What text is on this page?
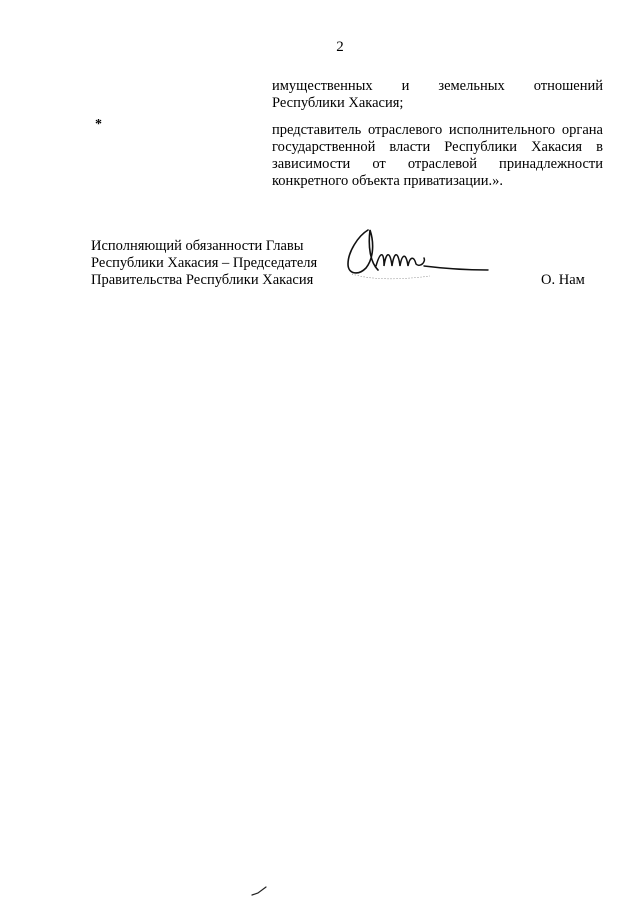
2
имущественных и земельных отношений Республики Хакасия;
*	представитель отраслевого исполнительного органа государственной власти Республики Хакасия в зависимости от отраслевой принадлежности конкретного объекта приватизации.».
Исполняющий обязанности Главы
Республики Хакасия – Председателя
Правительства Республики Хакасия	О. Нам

***

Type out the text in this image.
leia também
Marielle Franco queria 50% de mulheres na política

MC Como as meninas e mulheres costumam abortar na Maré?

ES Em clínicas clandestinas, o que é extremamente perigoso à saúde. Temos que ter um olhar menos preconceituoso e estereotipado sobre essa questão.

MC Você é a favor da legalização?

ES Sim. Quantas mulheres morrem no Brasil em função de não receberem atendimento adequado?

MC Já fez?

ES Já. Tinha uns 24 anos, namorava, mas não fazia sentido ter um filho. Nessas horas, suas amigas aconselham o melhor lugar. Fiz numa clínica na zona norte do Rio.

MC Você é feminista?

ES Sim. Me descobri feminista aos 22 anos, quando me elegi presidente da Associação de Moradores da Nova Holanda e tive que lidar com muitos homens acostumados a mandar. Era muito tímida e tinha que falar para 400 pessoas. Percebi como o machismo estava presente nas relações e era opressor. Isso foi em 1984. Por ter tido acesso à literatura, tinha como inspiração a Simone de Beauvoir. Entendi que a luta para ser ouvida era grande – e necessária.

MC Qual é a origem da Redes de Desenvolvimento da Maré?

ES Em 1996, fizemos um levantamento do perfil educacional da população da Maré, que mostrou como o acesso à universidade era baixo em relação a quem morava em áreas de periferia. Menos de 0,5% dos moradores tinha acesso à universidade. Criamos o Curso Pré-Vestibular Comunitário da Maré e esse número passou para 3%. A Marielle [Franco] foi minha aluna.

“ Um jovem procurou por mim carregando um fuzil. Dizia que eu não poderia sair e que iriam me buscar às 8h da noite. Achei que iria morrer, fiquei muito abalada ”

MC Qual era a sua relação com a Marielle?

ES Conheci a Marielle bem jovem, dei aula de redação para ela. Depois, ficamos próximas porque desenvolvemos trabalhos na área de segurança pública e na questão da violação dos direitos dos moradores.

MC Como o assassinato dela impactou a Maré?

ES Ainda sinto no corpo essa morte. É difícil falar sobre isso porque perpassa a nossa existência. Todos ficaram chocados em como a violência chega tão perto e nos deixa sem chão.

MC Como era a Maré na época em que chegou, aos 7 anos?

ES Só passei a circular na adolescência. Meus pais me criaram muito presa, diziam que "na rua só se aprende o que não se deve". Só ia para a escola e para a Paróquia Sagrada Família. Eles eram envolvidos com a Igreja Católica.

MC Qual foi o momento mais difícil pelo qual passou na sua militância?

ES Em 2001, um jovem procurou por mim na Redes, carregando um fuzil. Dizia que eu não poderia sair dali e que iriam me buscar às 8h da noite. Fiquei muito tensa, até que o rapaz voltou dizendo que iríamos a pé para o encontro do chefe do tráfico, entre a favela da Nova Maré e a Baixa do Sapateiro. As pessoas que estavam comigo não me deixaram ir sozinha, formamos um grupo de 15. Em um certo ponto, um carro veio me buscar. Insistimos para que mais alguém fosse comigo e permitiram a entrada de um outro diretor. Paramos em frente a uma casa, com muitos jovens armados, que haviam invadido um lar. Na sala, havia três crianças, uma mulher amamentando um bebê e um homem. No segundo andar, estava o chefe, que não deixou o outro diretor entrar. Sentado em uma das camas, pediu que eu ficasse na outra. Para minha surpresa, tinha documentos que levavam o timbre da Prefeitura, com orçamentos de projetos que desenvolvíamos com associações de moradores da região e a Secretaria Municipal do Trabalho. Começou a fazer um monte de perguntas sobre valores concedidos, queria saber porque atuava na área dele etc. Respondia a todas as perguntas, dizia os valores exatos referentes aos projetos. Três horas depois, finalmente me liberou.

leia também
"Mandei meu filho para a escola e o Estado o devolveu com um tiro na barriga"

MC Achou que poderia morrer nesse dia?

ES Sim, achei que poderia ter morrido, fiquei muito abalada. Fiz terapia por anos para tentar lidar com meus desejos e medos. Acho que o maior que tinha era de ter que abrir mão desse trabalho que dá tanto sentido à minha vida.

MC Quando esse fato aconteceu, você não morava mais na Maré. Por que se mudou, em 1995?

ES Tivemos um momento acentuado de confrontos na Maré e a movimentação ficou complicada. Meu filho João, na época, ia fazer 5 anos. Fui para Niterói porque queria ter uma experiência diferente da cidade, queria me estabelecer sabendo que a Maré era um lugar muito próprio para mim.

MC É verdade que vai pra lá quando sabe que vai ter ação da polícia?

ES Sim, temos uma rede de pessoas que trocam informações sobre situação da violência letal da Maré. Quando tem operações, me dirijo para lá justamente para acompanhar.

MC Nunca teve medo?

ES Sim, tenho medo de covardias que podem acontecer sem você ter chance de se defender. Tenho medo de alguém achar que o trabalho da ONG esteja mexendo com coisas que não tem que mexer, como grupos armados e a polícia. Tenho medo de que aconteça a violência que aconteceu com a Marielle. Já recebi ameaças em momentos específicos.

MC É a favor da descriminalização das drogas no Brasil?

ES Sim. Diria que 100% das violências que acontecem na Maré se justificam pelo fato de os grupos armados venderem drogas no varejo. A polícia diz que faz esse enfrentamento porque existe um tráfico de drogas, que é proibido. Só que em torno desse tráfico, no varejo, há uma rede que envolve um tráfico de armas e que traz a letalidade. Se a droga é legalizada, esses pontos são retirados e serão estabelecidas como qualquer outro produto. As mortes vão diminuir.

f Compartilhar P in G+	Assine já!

***

- _Problem to solve_
Find how many lines of the listing include the string "questão" and give that number, nothing else.

- _Result of the task_
2